== Supplied records ==
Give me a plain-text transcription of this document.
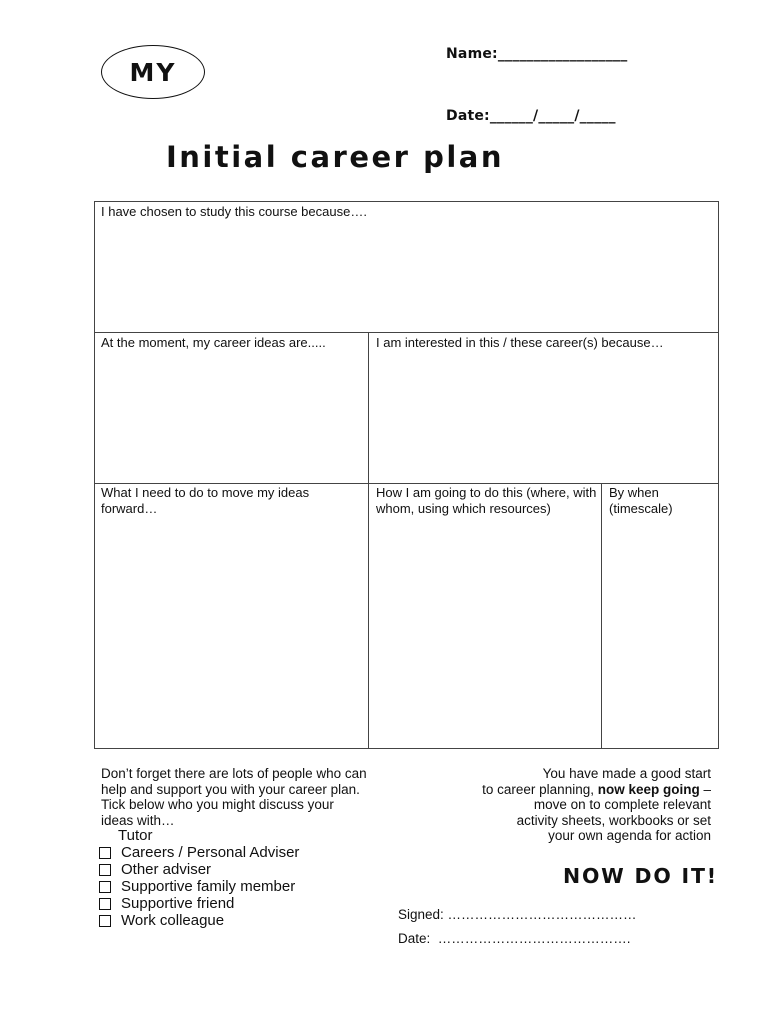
MY
Name:__________________
Date:______/_____/_____
Initial career plan
I have chosen to study this course because….
At the moment, my career ideas are.....	I am interested in this / these career(s) because…
What I need to do to move my ideas forward…
How I am going to do this (where, with whom, using which resources)
By when (timescale)
Don’t forget there are lots of people who can
help and support you with your career plan.
Tick below who you might discuss your
ideas with…
Tutor
Careers / Personal Adviser
Other adviser
Supportive family member
Supportive friend
Work colleague
You have made a good start
to career planning, now keep going –
move on to complete relevant
activity sheets, workbooks or set
your own agenda for action
NOW DO IT!
Signed: ……………………………………
Date:  …………………………………….
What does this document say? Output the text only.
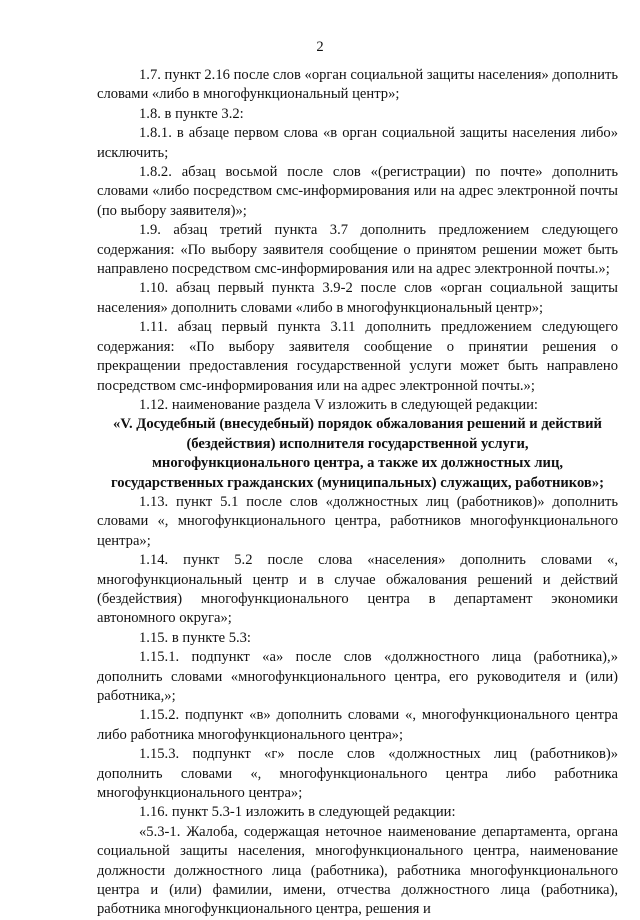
2

1.7. пункт 2.16 после слов «орган социальной защиты населения» дополнить словами «либо в многофункциональный центр»;

1.8. в пункте 3.2:

1.8.1. в абзаце первом слова «в орган социальной защиты населения либо» исключить;

1.8.2. абзац восьмой после слов «(регистрации) по почте» дополнить словами «либо посредством смс-информирования или на адрес электронной почты (по выбору заявителя)»;

1.9. абзац третий пункта 3.7 дополнить предложением следующего содержания: «По выбору заявителя сообщение о принятом решении может быть направлено посредством смс-информирования или на адрес электронной почты.»;

1.10. абзац первый пункта 3.9-2 после слов «орган социальной защиты населения» дополнить словами «либо в многофункциональный центр»;

1.11. абзац первый пункта 3.11 дополнить предложением следующего содержания: «По выбору заявителя сообщение о принятии решения о прекращении предоставления государственной услуги может быть направлено посредством смс-информирования или на адрес электронной почты.»;

1.12. наименование раздела V изложить в следующей редакции:

«V. Досудебный (внесудебный) порядок обжалования решений и действий
(бездействия) исполнителя государственной услуги,
многофункционального центра, а также их должностных лиц,
государственных гражданских (муниципальных) служащих, работников»;

1.13. пункт 5.1 после слов «должностных лиц (работников)» дополнить словами «, многофункционального центра, работников многофункционального центра»;

1.14. пункт 5.2 после слова «населения» дополнить словами «, многофункциональный центр и в случае обжалования решений и действий (бездействия) многофункционального центра в департамент экономики автономного округа»;

1.15. в пункте 5.3:

1.15.1. подпункт «а» после слов «должностного лица (работника),» дополнить словами «многофункционального центра, его руководителя и (или) работника,»;

1.15.2. подпункт «в» дополнить словами «, многофункционального центра либо работника многофункционального центра»;

1.15.3. подпункт «г» после слов «должностных лиц (работников)» дополнить словами «, многофункционального центра либо работника многофункционального центра»;

1.16. пункт 5.3-1 изложить в следующей редакции:

«5.3-1. Жалоба, содержащая неточное наименование департамента, органа социальной защиты населения, многофункционального центра, наименование должности должностного лица (работника), работника многофункционального центра и (или) фамилии, имени, отчества должностного лица (работника), работника многофункционального центра, решения и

== Given exercise ==
Look through the material and copy each line that has "because".

== Task result ==
I have chosen to study this course because….
At the moment, my career ideas are.....	I am interested in this / these career(s) because…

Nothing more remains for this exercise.